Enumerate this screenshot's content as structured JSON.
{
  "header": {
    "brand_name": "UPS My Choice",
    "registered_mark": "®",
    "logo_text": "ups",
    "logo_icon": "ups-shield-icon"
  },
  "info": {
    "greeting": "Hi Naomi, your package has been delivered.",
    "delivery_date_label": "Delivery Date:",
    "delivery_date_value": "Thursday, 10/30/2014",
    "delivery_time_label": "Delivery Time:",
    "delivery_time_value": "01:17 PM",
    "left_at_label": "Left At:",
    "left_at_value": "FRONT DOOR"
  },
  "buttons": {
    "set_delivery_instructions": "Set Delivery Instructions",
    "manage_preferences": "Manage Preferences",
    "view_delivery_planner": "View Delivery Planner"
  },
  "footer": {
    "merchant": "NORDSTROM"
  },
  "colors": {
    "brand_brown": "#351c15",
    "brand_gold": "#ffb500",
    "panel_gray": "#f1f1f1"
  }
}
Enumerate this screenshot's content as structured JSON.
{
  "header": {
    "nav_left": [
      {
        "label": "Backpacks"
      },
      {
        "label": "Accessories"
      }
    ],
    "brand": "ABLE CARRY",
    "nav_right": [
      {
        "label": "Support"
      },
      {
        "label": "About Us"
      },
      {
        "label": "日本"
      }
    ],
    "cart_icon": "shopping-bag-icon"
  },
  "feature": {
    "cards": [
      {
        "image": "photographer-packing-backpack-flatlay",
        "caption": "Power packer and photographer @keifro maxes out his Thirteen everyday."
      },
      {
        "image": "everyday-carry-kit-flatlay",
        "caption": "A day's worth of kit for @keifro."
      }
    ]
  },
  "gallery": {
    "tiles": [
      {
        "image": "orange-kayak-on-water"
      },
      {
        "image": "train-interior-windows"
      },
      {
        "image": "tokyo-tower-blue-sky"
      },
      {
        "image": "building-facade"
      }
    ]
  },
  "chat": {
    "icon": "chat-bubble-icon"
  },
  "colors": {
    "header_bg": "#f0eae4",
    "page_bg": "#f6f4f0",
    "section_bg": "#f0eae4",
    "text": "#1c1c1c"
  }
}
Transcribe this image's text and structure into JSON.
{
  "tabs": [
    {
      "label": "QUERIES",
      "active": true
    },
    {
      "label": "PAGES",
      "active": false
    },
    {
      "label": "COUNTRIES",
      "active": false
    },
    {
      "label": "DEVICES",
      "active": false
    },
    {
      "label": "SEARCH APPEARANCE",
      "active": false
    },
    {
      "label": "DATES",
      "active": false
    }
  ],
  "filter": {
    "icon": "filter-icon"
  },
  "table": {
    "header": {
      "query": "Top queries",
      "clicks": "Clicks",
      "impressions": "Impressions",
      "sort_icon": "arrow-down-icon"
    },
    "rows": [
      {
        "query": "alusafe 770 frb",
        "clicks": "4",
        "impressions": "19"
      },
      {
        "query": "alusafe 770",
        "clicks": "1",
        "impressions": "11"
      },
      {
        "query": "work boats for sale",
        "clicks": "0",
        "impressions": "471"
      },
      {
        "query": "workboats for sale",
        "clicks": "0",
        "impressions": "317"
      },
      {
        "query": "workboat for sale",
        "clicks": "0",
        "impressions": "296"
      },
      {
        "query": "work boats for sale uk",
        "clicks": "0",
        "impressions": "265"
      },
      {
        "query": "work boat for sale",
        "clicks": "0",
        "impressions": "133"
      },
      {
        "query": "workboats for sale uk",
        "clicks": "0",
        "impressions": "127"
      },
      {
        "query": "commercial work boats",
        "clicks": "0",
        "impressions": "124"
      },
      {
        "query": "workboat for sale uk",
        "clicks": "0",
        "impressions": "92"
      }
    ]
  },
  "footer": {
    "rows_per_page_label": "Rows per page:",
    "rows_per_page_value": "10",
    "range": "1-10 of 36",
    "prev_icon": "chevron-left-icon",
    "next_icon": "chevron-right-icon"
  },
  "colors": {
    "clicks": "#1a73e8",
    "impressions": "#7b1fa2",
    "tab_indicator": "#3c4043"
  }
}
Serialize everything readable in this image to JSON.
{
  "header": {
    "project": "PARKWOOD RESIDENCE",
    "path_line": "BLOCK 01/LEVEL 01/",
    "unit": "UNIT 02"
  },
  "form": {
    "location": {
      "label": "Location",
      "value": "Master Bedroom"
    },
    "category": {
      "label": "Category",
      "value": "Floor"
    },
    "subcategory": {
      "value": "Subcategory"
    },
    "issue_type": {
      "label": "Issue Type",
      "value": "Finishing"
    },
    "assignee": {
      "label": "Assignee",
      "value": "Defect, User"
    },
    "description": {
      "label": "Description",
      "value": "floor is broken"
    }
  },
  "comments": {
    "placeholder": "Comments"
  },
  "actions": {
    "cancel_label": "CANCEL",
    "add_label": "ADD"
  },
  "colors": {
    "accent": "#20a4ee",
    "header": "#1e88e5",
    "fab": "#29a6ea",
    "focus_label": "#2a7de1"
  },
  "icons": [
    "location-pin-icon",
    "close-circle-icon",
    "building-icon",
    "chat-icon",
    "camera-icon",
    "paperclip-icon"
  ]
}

☆ ☆ ☆ ☆ ☆ ☆ ☆

From the data above, copy out every line with the string "caption" in it.

● Written solution:
        "caption": "Power packer and photographer @keifro maxes out his Thirteen everyday."
        "caption": "A day's worth of kit for @keifro."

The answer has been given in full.